* PROVIDED DATA
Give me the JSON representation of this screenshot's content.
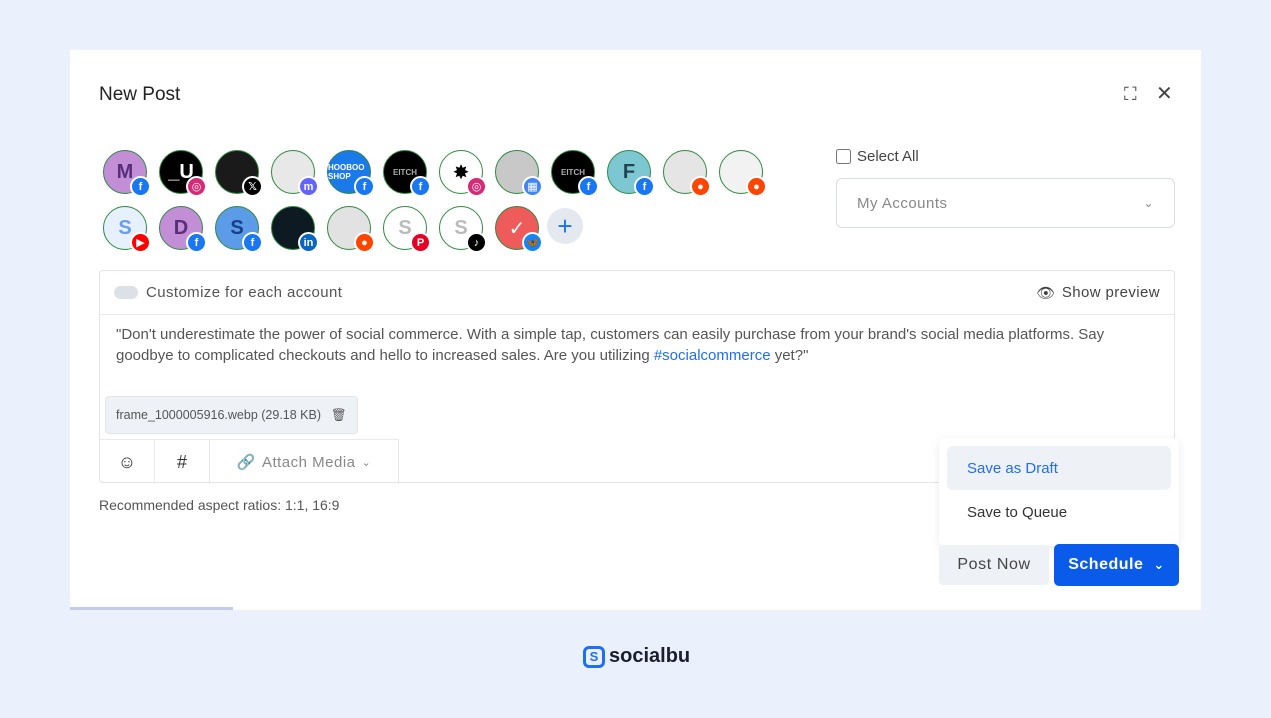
{
  "modal": {
    "title": "New Post"
  },
  "accounts": [
    {
      "label": "M",
      "bg": "#c28fd6",
      "fg": "#5a2e7a",
      "network": "facebook"
    },
    {
      "label": "_U",
      "bg": "#000000",
      "fg": "#ffffff",
      "network": "instagram"
    },
    {
      "label": "",
      "bg": "#1a1a1a",
      "fg": "#fff",
      "network": "x"
    },
    {
      "label": "",
      "bg": "#e8e8e8",
      "fg": "#333",
      "network": "mastodon"
    },
    {
      "label": "HOOBOO SHOP",
      "bg": "#1a7ae8",
      "fg": "#ffffff",
      "network": "facebook"
    },
    {
      "label": "EITCH",
      "bg": "#000000",
      "fg": "#aaaaaa",
      "network": "facebook"
    },
    {
      "label": "✸",
      "bg": "#ffffff",
      "fg": "#000",
      "network": "instagram"
    },
    {
      "label": "",
      "bg": "#c8c8c8",
      "fg": "#fff",
      "network": "google-business"
    },
    {
      "label": "EITCH",
      "bg": "#000000",
      "fg": "#aaaaaa",
      "network": "facebook"
    },
    {
      "label": "F",
      "bg": "#7cc7d1",
      "fg": "#245",
      "network": "facebook"
    },
    {
      "label": "",
      "bg": "#e5e5e5",
      "fg": "#fff",
      "network": "reddit"
    },
    {
      "label": "",
      "bg": "#f2f2f2",
      "fg": "#999",
      "network": "reddit"
    },
    {
      "label": "S",
      "bg": "#e6f0ff",
      "fg": "#6a9cf0",
      "network": "youtube"
    },
    {
      "label": "D",
      "bg": "#c28fd6",
      "fg": "#5a2e7a",
      "network": "facebook"
    },
    {
      "label": "S",
      "bg": "#5b9be8",
      "fg": "#1a3f8a",
      "network": "facebook"
    },
    {
      "label": "",
      "bg": "#0d1a22",
      "fg": "#fff",
      "network": "linkedin"
    },
    {
      "label": "",
      "bg": "#e2e2e2",
      "fg": "#fff",
      "network": "reddit"
    },
    {
      "label": "S",
      "bg": "#ffffff",
      "fg": "#bbbbbb",
      "network": "pinterest"
    },
    {
      "label": "S",
      "bg": "#ffffff",
      "fg": "#bbbbbb",
      "network": "tiktok"
    },
    {
      "label": "✓",
      "bg": "#ef5a5a",
      "fg": "#ffffff",
      "network": "bluesky"
    }
  ],
  "networks": {
    "facebook": {
      "glyph": "f",
      "color": "#1877f2"
    },
    "instagram": {
      "glyph": "◎",
      "color": "#d62976"
    },
    "x": {
      "glyph": "𝕏",
      "color": "#000000"
    },
    "mastodon": {
      "glyph": "m",
      "color": "#6364ff"
    },
    "google-business": {
      "glyph": "▦",
      "color": "#4285f4"
    },
    "reddit": {
      "glyph": "●",
      "color": "#ff4500"
    },
    "youtube": {
      "glyph": "▶",
      "color": "#ff0000"
    },
    "linkedin": {
      "glyph": "in",
      "color": "#0a66c2"
    },
    "pinterest": {
      "glyph": "P",
      "color": "#e60023"
    },
    "tiktok": {
      "glyph": "♪",
      "color": "#000000"
    },
    "bluesky": {
      "glyph": "🦋",
      "color": "#1185fe"
    }
  },
  "select_all": {
    "label": "Select All",
    "checked": false
  },
  "account_dropdown": {
    "value": "My Accounts"
  },
  "editor": {
    "customize_label": "Customize for each account",
    "customize_on": false,
    "preview_label": "Show preview",
    "text_before": "\"Don't underestimate the power of social commerce. With a simple tap, customers can easily purchase from your brand's social media platforms. Say goodbye to complicated checkouts and hello to increased sales. Are you utilizing ",
    "hashtag": "#socialcommerce",
    "text_after": " yet?\"",
    "attachment": "frame_1000005916.webp (29.18 KB)",
    "attach_media_label": "Attach Media"
  },
  "recommended": "Recommended aspect ratios: 1:1, 16:9",
  "menu": {
    "items": [
      "Save as Draft",
      "Save to Queue"
    ],
    "hovered": "Save as Draft"
  },
  "buttons": {
    "post_now": "Post Now",
    "schedule": "Schedule"
  },
  "brand": {
    "name": "socialbu",
    "accent": "#1f6ff0"
  }
}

* EXERCISE DESCRIPTION
Copy every line of the records above that contains "business".

* ANSWER FOR THIS EXERCISE
      "network": "google-business"
    "google-business": {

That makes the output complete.